**REQUIREMENT**
Every line that contains the word "décembre" should be copied out.

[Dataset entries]
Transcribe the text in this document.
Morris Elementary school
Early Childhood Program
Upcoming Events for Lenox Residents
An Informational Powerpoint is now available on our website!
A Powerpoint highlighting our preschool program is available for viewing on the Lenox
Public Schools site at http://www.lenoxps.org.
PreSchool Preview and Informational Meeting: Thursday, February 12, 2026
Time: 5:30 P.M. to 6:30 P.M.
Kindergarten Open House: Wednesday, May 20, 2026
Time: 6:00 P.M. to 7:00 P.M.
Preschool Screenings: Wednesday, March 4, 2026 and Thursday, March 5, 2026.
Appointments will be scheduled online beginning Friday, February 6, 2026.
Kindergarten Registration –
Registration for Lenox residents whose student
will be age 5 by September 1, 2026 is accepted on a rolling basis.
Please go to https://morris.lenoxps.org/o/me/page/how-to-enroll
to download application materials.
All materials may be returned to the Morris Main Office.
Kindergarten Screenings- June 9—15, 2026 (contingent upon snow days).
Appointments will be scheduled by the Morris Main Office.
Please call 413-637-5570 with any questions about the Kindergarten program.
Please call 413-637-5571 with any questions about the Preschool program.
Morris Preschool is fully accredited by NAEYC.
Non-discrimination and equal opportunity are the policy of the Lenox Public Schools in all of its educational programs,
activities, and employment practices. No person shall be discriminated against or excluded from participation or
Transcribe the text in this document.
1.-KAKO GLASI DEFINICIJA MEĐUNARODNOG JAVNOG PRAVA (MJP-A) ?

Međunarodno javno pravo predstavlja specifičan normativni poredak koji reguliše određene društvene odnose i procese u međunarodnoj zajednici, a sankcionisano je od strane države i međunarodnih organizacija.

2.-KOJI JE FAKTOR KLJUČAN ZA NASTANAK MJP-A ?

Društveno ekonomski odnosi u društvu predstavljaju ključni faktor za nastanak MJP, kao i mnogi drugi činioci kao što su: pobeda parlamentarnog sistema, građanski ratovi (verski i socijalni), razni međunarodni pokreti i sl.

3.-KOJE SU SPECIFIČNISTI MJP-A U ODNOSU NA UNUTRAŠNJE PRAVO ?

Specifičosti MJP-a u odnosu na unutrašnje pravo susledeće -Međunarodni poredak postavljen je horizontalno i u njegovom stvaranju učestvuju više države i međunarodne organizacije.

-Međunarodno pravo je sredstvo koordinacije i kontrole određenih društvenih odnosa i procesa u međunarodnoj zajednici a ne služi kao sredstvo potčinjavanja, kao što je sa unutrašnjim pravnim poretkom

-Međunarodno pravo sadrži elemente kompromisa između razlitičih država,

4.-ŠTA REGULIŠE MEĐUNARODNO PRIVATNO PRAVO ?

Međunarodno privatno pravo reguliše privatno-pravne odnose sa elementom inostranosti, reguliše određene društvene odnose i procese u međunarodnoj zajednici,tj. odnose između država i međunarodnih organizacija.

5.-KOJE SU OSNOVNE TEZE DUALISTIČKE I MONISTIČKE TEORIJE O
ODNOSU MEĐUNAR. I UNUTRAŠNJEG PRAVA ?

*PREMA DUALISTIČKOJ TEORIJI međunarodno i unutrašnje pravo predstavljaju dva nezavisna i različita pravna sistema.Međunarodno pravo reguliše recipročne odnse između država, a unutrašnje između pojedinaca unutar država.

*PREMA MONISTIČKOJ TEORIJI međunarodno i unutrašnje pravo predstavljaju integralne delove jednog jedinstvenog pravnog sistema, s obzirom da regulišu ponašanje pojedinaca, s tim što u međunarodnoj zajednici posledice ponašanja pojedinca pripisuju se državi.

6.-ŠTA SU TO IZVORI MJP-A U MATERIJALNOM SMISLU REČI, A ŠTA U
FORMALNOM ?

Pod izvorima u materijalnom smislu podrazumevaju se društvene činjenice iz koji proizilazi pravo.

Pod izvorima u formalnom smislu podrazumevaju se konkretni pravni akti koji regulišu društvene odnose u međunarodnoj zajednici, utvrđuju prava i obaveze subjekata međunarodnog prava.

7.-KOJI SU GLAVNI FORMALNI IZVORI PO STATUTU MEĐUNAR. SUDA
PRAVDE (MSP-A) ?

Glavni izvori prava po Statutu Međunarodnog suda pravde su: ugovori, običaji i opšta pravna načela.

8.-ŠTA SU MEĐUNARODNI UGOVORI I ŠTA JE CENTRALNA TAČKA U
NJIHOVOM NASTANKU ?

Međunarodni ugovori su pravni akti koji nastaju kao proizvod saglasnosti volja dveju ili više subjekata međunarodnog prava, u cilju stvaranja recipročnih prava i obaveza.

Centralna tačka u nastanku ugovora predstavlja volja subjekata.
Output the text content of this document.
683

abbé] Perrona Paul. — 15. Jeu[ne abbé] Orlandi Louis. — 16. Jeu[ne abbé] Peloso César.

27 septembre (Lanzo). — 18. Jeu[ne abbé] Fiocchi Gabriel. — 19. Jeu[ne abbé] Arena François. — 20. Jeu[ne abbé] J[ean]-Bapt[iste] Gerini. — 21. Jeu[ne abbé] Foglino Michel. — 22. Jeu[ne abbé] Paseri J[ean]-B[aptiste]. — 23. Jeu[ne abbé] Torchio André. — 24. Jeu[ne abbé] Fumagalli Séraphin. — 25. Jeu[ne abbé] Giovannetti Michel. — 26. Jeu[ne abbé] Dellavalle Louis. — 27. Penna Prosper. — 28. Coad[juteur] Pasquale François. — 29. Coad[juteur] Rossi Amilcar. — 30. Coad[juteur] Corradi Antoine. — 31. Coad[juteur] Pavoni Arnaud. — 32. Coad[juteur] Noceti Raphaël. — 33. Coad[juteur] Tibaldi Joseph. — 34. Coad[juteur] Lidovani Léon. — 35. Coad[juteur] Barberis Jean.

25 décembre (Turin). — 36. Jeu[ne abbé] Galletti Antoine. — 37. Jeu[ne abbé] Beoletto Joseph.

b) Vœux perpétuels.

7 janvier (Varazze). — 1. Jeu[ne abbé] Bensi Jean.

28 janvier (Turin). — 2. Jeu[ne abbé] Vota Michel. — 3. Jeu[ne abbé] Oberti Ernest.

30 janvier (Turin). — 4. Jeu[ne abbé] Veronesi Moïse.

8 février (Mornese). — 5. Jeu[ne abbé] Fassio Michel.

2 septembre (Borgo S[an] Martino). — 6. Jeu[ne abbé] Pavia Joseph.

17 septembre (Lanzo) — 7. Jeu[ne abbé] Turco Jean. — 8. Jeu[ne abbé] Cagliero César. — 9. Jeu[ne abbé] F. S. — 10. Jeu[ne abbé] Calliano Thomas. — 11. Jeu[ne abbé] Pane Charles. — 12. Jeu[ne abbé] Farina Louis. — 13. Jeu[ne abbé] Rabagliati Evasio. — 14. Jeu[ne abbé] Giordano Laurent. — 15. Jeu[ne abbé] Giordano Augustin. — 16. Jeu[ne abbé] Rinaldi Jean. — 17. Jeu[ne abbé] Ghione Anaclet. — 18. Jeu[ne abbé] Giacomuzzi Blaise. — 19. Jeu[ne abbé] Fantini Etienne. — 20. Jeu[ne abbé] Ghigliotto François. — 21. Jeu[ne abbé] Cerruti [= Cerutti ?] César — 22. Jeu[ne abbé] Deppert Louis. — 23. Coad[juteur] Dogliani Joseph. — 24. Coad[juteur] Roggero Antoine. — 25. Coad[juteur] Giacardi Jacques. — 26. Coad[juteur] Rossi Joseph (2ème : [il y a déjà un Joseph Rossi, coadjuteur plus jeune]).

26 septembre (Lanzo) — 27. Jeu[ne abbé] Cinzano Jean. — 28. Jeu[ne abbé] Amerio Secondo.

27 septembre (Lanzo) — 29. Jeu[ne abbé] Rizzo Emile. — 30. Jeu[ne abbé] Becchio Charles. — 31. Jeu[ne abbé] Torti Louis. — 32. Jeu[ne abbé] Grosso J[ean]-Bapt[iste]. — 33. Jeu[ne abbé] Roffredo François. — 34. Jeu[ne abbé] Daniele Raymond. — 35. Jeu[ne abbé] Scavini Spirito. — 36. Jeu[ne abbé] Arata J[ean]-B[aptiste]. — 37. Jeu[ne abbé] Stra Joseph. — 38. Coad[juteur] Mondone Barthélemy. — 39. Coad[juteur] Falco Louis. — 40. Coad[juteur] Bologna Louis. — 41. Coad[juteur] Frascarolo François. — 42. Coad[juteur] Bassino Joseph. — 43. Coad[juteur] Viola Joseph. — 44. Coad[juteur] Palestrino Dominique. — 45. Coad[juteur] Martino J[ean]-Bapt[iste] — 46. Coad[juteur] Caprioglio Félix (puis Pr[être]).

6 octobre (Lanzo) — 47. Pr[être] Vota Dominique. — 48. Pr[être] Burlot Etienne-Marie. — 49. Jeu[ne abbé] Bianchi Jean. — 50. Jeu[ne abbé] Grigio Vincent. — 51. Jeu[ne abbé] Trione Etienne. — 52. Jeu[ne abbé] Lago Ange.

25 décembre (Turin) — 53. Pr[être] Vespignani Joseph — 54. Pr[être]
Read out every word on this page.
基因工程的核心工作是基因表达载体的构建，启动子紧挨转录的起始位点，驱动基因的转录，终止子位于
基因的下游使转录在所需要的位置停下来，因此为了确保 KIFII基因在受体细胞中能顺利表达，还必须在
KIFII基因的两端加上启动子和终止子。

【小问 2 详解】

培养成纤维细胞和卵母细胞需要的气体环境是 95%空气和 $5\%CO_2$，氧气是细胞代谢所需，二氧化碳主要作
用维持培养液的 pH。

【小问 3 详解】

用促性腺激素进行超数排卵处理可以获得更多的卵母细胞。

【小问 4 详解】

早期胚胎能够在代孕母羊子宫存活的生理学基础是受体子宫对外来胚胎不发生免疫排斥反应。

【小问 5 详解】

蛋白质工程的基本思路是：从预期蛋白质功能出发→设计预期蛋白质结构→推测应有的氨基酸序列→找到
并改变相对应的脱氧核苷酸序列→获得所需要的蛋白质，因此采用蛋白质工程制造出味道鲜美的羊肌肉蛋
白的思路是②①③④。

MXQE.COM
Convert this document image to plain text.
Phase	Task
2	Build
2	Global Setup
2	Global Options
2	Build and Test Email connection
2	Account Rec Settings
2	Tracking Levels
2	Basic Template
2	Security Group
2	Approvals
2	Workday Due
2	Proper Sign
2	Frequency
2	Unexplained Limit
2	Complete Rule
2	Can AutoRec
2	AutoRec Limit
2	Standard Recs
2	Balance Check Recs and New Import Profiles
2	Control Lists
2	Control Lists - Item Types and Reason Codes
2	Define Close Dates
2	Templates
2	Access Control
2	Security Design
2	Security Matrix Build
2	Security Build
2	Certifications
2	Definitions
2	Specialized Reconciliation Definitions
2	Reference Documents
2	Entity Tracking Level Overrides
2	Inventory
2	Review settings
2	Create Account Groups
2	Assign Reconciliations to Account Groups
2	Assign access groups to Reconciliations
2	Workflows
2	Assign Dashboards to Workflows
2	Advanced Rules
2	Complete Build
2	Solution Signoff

**WRITTEN RESPONSE**
25 décembre (Turin). — 36. Jeu[ne abbé] Galletti Antoine. — 37. Jeu[ne abbé] Beoletto Joseph.
25 décembre (Turin) — 53. Pr[être] Vespignani Joseph — 54. Pr[être]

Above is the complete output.